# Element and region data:

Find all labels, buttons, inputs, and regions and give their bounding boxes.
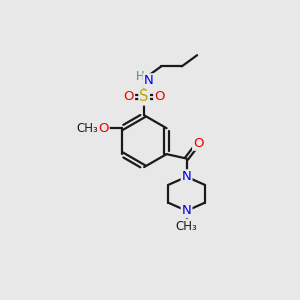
Text: H: H xyxy=(136,70,145,83)
Text: O: O xyxy=(98,122,109,135)
Text: CH₃: CH₃ xyxy=(76,122,98,135)
Text: CH₃: CH₃ xyxy=(176,220,197,232)
Text: N: N xyxy=(144,74,153,87)
Text: S: S xyxy=(140,89,149,104)
Text: N: N xyxy=(182,170,191,183)
Text: O: O xyxy=(154,91,165,103)
Text: O: O xyxy=(124,91,134,103)
Text: N: N xyxy=(182,204,191,217)
Text: O: O xyxy=(193,137,204,150)
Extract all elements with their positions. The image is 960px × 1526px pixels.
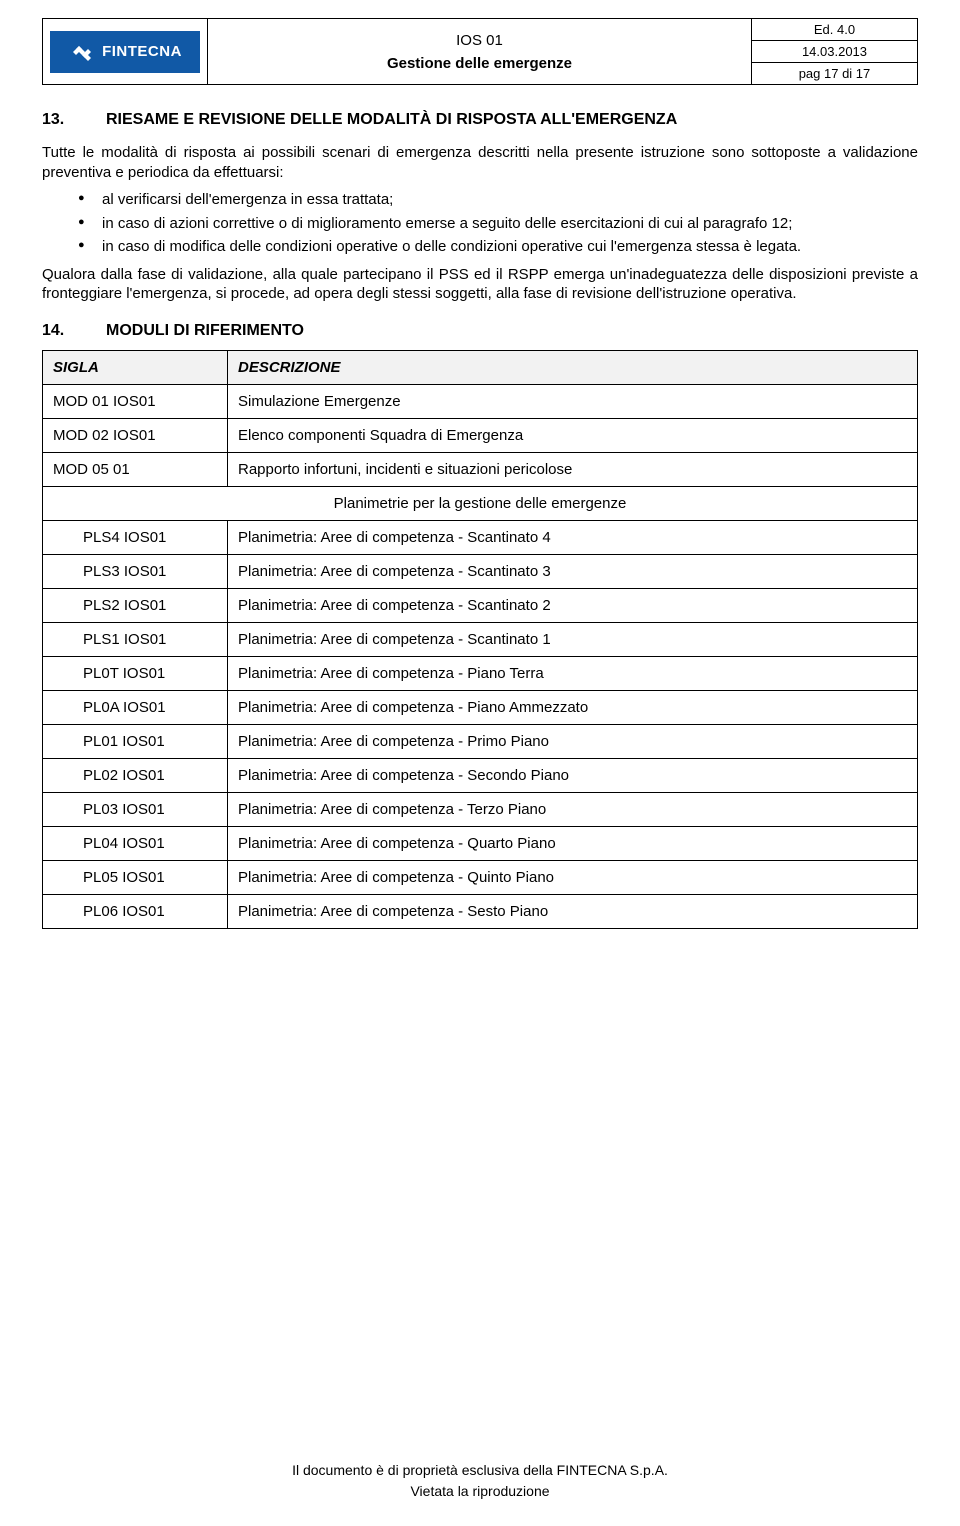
cell-descrizione: Planimetria: Aree di competenza - Scanti…	[228, 588, 918, 622]
table-row: PL01 IOS01Planimetria: Aree di competenz…	[43, 724, 918, 758]
cell-sigla: PL06 IOS01	[43, 894, 228, 928]
cell-descrizione: Planimetria: Aree di competenza - Terzo …	[228, 792, 918, 826]
page-footer: Il documento è di proprietà esclusiva de…	[0, 1460, 960, 1502]
cell-descrizione: Elenco componenti Squadra di Emergenza	[228, 418, 918, 452]
section-13-heading: 13. RIESAME E REVISIONE DELLE MODALITÀ D…	[42, 111, 918, 129]
cell-descrizione: Planimetria: Aree di competenza - Scanti…	[228, 554, 918, 588]
cell-sigla: PLS3 IOS01	[43, 554, 228, 588]
cell-sigla: PL04 IOS01	[43, 826, 228, 860]
cell-sigla: PL0T IOS01	[43, 656, 228, 690]
table-row: PL06 IOS01Planimetria: Aree di competenz…	[43, 894, 918, 928]
table-subhead-row: Planimetrie per la gestione delle emerge…	[43, 486, 918, 520]
cell-descrizione: Simulazione Emergenze	[228, 384, 918, 418]
cell-descrizione: Planimetria: Aree di competenza - Primo …	[228, 724, 918, 758]
cell-sigla: PL01 IOS01	[43, 724, 228, 758]
table-row: PL02 IOS01Planimetria: Aree di competenz…	[43, 758, 918, 792]
company-logo: FINTECNA	[50, 31, 200, 73]
section-14-num: 14.	[42, 322, 78, 340]
table-row: PLS3 IOS01Planimetria: Aree di competenz…	[43, 554, 918, 588]
cell-descrizione: Rapporto infortuni, incidenti e situazio…	[228, 452, 918, 486]
doc-title: Gestione delle emergenze	[387, 55, 572, 72]
document-header: FINTECNA IOS 01 Gestione delle emergenze…	[42, 18, 918, 85]
col-sigla: SIGLA	[43, 350, 228, 384]
section-14-title: MODULI DI RIFERIMENTO	[106, 322, 304, 340]
cell-descrizione: Planimetria: Aree di competenza - Sesto …	[228, 894, 918, 928]
cell-sigla: PLS1 IOS01	[43, 622, 228, 656]
col-descrizione: DESCRIZIONE	[228, 350, 918, 384]
cell-sigla: PL0A IOS01	[43, 690, 228, 724]
logo-cell: FINTECNA	[43, 19, 208, 84]
section-13-outro: Qualora dalla fase di validazione, alla …	[42, 265, 918, 304]
planimetrie-subhead: Planimetrie per la gestione delle emerge…	[43, 486, 918, 520]
cell-descrizione: Planimetria: Aree di competenza - Quarto…	[228, 826, 918, 860]
cell-sigla: PL02 IOS01	[43, 758, 228, 792]
doc-edition: Ed. 4.0	[752, 19, 917, 41]
table-row: PLS2 IOS01Planimetria: Aree di competenz…	[43, 588, 918, 622]
table-row: MOD 01 IOS01Simulazione Emergenze	[43, 384, 918, 418]
section-13-bullets: al verificarsi dell'emergenza in essa tr…	[42, 190, 918, 257]
logo-text: FINTECNA	[102, 43, 182, 60]
logo-icon	[68, 41, 96, 63]
cell-sigla: MOD 05 01	[43, 452, 228, 486]
cell-sigla: PLS2 IOS01	[43, 588, 228, 622]
header-right: Ed. 4.0 14.03.2013 pag 17 di 17	[752, 19, 917, 84]
footer-line-1: Il documento è di proprietà esclusiva de…	[0, 1460, 960, 1481]
table-row: PL0T IOS01Planimetria: Aree di competenz…	[43, 656, 918, 690]
cell-sigla: PL03 IOS01	[43, 792, 228, 826]
bullet-item: al verificarsi dell'emergenza in essa tr…	[78, 190, 918, 210]
cell-sigla: PLS4 IOS01	[43, 520, 228, 554]
table-row: MOD 05 01Rapporto infortuni, incidenti e…	[43, 452, 918, 486]
footer-line-2: Vietata la riproduzione	[0, 1481, 960, 1502]
table-header-row: SIGLA DESCRIZIONE	[43, 350, 918, 384]
table-row: MOD 02 IOS01Elenco componenti Squadra di…	[43, 418, 918, 452]
section-14-heading: 14. MODULI DI RIFERIMENTO	[42, 322, 918, 340]
bullet-item: in caso di modifica delle condizioni ope…	[78, 237, 918, 257]
section-13-num: 13.	[42, 111, 78, 129]
table-row: PLS1 IOS01Planimetria: Aree di competenz…	[43, 622, 918, 656]
section-13-intro: Tutte le modalità di risposta ai possibi…	[42, 143, 918, 182]
section-13-title: RIESAME E REVISIONE DELLE MODALITÀ DI RI…	[106, 111, 677, 129]
cell-descrizione: Planimetria: Aree di competenza - Second…	[228, 758, 918, 792]
table-row: PL05 IOS01Planimetria: Aree di competenz…	[43, 860, 918, 894]
table-row: PL04 IOS01Planimetria: Aree di competenz…	[43, 826, 918, 860]
cell-sigla: MOD 01 IOS01	[43, 384, 228, 418]
cell-descrizione: Planimetria: Aree di competenza - Scanti…	[228, 622, 918, 656]
doc-date: 14.03.2013	[752, 41, 917, 63]
table-row: PLS4 IOS01Planimetria: Aree di competenz…	[43, 520, 918, 554]
table-row: PL03 IOS01Planimetria: Aree di competenz…	[43, 792, 918, 826]
doc-code: IOS 01	[456, 32, 503, 49]
modules-table: SIGLA DESCRIZIONE MOD 01 IOS01Simulazion…	[42, 350, 918, 929]
header-center: IOS 01 Gestione delle emergenze	[208, 19, 752, 84]
cell-descrizione: Planimetria: Aree di competenza - Piano …	[228, 690, 918, 724]
cell-descrizione: Planimetria: Aree di competenza - Scanti…	[228, 520, 918, 554]
table-row: PL0A IOS01Planimetria: Aree di competenz…	[43, 690, 918, 724]
cell-descrizione: Planimetria: Aree di competenza - Quinto…	[228, 860, 918, 894]
cell-sigla: MOD 02 IOS01	[43, 418, 228, 452]
bullet-item: in caso di azioni correttive o di miglio…	[78, 214, 918, 234]
cell-descrizione: Planimetria: Aree di competenza - Piano …	[228, 656, 918, 690]
cell-sigla: PL05 IOS01	[43, 860, 228, 894]
doc-page: pag 17 di 17	[752, 63, 917, 84]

# Instructions to follow:
Repeat the items above with every "xyxy" switched to "box" and everything else kept as it is. Leave the pictures out.

# Solution for this problem:
Find all labels, buttons, inputs, and regions and give their bounding boxes.
Text: H: H box=(136,70,145,83)
Text: O: O box=(98,122,109,135)
Text: CH₃: CH₃ box=(76,122,98,135)
Text: CH₃: CH₃ box=(176,220,197,232)
Text: N: N box=(144,74,153,87)
Text: S: S box=(140,89,149,104)
Text: N: N box=(182,170,191,183)
Text: O: O box=(154,91,165,103)
Text: O: O box=(124,91,134,103)
Text: N: N box=(182,204,191,217)
Text: O: O box=(193,137,204,150)
Extract all elements with their positions. The image is 960px × 1526px pixels.
cell-descrizione: Planimetria: Aree di competenza - Scanti…	[228, 588, 918, 622]
table-row: PL01 IOS01Planimetria: Aree di competenz…	[43, 724, 918, 758]
cell-sigla: PL06 IOS01	[43, 894, 228, 928]
cell-descrizione: Planimetria: Aree di competenza - Terzo …	[228, 792, 918, 826]
page-footer: Il documento è di proprietà esclusiva de…	[0, 1460, 960, 1502]
cell-descrizione: Elenco componenti Squadra di Emergenza	[228, 418, 918, 452]
section-13-heading: 13. RIESAME E REVISIONE DELLE MODALITÀ D…	[42, 111, 918, 129]
cell-descrizione: Planimetria: Aree di competenza - Scanti…	[228, 554, 918, 588]
cell-sigla: PLS3 IOS01	[43, 554, 228, 588]
cell-sigla: PL04 IOS01	[43, 826, 228, 860]
cell-sigla: PL0T IOS01	[43, 656, 228, 690]
table-row: PL06 IOS01Planimetria: Aree di competenz…	[43, 894, 918, 928]
table-subhead-row: Planimetrie per la gestione delle emerge…	[43, 486, 918, 520]
cell-descrizione: Simulazione Emergenze	[228, 384, 918, 418]
cell-descrizione: Planimetria: Aree di competenza - Primo …	[228, 724, 918, 758]
cell-sigla: PL01 IOS01	[43, 724, 228, 758]
table-row: PL02 IOS01Planimetria: Aree di competenz…	[43, 758, 918, 792]
company-logo: FINTECNA	[50, 31, 200, 73]
section-14-num: 14.	[42, 322, 78, 340]
table-row: PLS3 IOS01Planimetria: Aree di competenz…	[43, 554, 918, 588]
cell-descrizione: Rapporto infortuni, incidenti e situazio…	[228, 452, 918, 486]
doc-title: Gestione delle emergenze	[387, 55, 572, 72]
document-header: FINTECNA IOS 01 Gestione delle emergenze…	[42, 18, 918, 85]
col-sigla: SIGLA	[43, 350, 228, 384]
section-14-title: MODULI DI RIFERIMENTO	[106, 322, 304, 340]
cell-descrizione: Planimetria: Aree di competenza - Sesto …	[228, 894, 918, 928]
cell-sigla: PLS1 IOS01	[43, 622, 228, 656]
col-descrizione: DESCRIZIONE	[228, 350, 918, 384]
cell-sigla: PL0A IOS01	[43, 690, 228, 724]
logo-cell: FINTECNA	[43, 19, 208, 84]
section-13-outro: Qualora dalla fase di validazione, alla …	[42, 265, 918, 304]
planimetrie-subhead: Planimetrie per la gestione delle emerge…	[43, 486, 918, 520]
cell-descrizione: Planimetria: Aree di competenza - Quarto…	[228, 826, 918, 860]
cell-sigla: PL02 IOS01	[43, 758, 228, 792]
doc-edition: Ed. 4.0	[752, 19, 917, 41]
table-row: PLS2 IOS01Planimetria: Aree di competenz…	[43, 588, 918, 622]
table-row: MOD 01 IOS01Simulazione Emergenze	[43, 384, 918, 418]
section-13-bullets: al verificarsi dell'emergenza in essa tr…	[42, 190, 918, 257]
logo-text: FINTECNA	[102, 43, 182, 60]
logo-icon	[68, 41, 96, 63]
cell-sigla: MOD 05 01	[43, 452, 228, 486]
cell-sigla: PLS2 IOS01	[43, 588, 228, 622]
header-right: Ed. 4.0 14.03.2013 pag 17 di 17	[752, 19, 917, 84]
footer-line-1: Il documento è di proprietà esclusiva de…	[0, 1460, 960, 1481]
table-row: PL0T IOS01Planimetria: Aree di competenz…	[43, 656, 918, 690]
cell-sigla: PL03 IOS01	[43, 792, 228, 826]
bullet-item: al verificarsi dell'emergenza in essa tr…	[78, 190, 918, 210]
cell-sigla: PLS4 IOS01	[43, 520, 228, 554]
table-row: MOD 05 01Rapporto infortuni, incidenti e…	[43, 452, 918, 486]
footer-line-2: Vietata la riproduzione	[0, 1481, 960, 1502]
table-header-row: SIGLA DESCRIZIONE	[43, 350, 918, 384]
table-row: MOD 02 IOS01Elenco componenti Squadra di…	[43, 418, 918, 452]
section-14-heading: 14. MODULI DI RIFERIMENTO	[42, 322, 918, 340]
bullet-item: in caso di modifica delle condizioni ope…	[78, 237, 918, 257]
section-13-num: 13.	[42, 111, 78, 129]
table-row: PLS1 IOS01Planimetria: Aree di competenz…	[43, 622, 918, 656]
section-13-intro: Tutte le modalità di risposta ai possibi…	[42, 143, 918, 182]
section-13-title: RIESAME E REVISIONE DELLE MODALITÀ DI RI…	[106, 111, 677, 129]
cell-descrizione: Planimetria: Aree di competenza - Second…	[228, 758, 918, 792]
table-row: PL05 IOS01Planimetria: Aree di competenz…	[43, 860, 918, 894]
table-row: PL04 IOS01Planimetria: Aree di competenz…	[43, 826, 918, 860]
cell-sigla: MOD 01 IOS01	[43, 384, 228, 418]
cell-descrizione: Planimetria: Aree di competenza - Scanti…	[228, 622, 918, 656]
doc-date: 14.03.2013	[752, 41, 917, 63]
table-row: PLS4 IOS01Planimetria: Aree di competenz…	[43, 520, 918, 554]
table-row: PL03 IOS01Planimetria: Aree di competenz…	[43, 792, 918, 826]
doc-code: IOS 01	[456, 32, 503, 49]
modules-table: SIGLA DESCRIZIONE MOD 01 IOS01Simulazion…	[42, 350, 918, 929]
header-center: IOS 01 Gestione delle emergenze	[208, 19, 752, 84]
cell-descrizione: Planimetria: Aree di competenza - Piano …	[228, 690, 918, 724]
cell-descrizione: Planimetria: Aree di competenza - Scanti…	[228, 520, 918, 554]
table-row: PL0A IOS01Planimetria: Aree di competenz…	[43, 690, 918, 724]
cell-descrizione: Planimetria: Aree di competenza - Quinto…	[228, 860, 918, 894]
cell-sigla: MOD 02 IOS01	[43, 418, 228, 452]
bullet-item: in caso di azioni correttive o di miglio…	[78, 214, 918, 234]
cell-descrizione: Planimetria: Aree di competenza - Piano …	[228, 656, 918, 690]
cell-sigla: PL05 IOS01	[43, 860, 228, 894]
doc-page: pag 17 di 17	[752, 63, 917, 84]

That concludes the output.